··· Data provided ···
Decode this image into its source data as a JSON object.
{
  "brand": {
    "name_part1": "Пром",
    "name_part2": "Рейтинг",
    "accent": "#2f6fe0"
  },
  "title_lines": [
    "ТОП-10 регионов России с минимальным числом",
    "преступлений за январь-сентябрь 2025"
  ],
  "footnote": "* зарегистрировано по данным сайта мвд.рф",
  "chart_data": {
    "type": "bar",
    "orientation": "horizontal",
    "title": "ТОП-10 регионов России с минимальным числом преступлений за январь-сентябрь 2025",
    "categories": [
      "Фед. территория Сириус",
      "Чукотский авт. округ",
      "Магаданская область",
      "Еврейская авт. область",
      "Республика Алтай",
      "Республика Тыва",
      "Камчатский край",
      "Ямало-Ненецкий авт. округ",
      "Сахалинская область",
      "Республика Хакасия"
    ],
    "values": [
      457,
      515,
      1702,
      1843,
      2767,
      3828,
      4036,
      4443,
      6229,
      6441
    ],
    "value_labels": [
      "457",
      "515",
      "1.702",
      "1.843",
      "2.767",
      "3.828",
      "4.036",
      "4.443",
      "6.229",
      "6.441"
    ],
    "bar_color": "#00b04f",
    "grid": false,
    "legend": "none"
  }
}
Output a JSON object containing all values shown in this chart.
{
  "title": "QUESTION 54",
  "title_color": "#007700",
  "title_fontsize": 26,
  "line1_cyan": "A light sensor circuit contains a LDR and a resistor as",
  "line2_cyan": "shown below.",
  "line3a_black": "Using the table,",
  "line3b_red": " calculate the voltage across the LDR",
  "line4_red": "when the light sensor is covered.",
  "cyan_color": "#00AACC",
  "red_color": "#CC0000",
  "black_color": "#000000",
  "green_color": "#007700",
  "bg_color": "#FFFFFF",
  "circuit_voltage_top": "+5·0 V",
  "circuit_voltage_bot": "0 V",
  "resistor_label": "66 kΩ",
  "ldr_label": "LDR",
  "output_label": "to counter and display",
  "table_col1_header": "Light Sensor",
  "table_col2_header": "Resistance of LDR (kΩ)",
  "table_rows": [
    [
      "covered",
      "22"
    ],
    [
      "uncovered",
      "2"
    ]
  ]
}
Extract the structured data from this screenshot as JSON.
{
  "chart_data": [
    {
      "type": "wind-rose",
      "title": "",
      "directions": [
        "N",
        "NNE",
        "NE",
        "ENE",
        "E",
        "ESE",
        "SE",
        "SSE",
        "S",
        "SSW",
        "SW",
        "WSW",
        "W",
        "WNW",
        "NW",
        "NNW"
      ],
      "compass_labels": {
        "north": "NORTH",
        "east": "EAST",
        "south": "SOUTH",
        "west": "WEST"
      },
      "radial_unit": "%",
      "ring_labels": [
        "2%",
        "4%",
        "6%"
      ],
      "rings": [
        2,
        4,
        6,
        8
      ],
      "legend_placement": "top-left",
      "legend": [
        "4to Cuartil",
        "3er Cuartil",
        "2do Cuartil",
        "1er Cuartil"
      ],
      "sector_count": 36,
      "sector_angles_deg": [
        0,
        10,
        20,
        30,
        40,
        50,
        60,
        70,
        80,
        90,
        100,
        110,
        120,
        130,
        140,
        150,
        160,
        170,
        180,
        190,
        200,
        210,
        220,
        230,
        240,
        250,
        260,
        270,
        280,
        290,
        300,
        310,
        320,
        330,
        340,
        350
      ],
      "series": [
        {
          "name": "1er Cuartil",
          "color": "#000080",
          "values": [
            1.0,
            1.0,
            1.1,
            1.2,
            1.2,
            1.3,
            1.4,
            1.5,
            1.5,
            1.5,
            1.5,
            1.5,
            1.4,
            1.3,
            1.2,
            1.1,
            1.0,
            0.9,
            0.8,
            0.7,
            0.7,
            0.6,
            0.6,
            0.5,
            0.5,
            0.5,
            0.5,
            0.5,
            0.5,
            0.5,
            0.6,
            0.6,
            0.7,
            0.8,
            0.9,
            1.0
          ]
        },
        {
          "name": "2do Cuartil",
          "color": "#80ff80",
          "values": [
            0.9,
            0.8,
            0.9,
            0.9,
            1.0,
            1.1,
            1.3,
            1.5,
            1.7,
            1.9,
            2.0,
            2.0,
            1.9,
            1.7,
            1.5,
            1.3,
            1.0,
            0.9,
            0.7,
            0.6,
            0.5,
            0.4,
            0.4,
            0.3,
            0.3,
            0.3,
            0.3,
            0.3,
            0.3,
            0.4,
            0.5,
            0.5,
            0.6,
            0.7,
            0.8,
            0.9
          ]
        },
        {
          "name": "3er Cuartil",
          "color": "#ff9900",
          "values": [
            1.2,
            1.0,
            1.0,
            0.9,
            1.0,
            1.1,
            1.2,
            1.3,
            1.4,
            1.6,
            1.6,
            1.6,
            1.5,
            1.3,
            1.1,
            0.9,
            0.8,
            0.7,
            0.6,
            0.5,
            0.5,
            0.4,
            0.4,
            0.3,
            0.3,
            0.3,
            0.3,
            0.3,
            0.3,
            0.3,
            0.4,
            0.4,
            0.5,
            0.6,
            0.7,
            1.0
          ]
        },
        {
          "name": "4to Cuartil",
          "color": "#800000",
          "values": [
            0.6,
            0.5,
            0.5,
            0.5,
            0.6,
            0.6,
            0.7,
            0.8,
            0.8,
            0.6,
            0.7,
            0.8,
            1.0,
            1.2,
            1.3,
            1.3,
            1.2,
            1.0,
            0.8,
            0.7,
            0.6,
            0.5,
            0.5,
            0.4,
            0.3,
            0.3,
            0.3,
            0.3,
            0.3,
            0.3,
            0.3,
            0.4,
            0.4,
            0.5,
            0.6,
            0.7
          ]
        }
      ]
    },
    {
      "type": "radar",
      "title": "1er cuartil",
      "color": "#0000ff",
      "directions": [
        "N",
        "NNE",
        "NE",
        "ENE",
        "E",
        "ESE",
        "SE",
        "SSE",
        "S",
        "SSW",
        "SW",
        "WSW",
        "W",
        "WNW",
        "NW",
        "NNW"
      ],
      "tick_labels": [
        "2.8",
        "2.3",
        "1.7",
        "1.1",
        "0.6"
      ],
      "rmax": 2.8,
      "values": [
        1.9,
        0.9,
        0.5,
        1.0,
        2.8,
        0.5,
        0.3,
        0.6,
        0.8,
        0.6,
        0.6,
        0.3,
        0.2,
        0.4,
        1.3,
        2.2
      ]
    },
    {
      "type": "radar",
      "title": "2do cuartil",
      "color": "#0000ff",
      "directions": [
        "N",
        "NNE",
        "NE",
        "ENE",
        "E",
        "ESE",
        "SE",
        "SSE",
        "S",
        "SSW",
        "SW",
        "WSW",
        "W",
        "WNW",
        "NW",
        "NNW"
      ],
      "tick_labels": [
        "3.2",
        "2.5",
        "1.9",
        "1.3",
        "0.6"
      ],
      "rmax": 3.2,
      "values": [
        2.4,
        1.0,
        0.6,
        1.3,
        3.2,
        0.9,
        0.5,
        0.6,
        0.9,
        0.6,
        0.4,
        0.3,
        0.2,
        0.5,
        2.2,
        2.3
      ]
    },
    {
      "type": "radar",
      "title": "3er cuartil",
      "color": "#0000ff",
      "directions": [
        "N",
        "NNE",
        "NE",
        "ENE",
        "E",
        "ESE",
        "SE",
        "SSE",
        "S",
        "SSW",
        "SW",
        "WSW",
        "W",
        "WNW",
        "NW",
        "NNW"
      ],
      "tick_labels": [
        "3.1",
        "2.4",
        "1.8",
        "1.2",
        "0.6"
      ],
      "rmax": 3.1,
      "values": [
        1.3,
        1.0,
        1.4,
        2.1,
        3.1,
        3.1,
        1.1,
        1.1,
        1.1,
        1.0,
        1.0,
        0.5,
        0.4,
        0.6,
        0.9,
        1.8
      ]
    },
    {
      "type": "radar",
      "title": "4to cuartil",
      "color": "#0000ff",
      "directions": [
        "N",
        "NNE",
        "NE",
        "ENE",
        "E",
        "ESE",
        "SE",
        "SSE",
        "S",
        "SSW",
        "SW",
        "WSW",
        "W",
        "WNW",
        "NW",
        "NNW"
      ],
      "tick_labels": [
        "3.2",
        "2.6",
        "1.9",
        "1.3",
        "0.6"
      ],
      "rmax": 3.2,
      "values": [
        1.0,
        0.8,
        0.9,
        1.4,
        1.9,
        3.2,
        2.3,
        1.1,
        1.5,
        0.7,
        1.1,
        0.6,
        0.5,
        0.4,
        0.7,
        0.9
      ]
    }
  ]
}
···
* [Exercise goal] Find the word "область" in the records and pull out each line that has it.

* [Written solution]
      "Магаданская область",
      "Еврейская авт. область",
      "Сахалинская область",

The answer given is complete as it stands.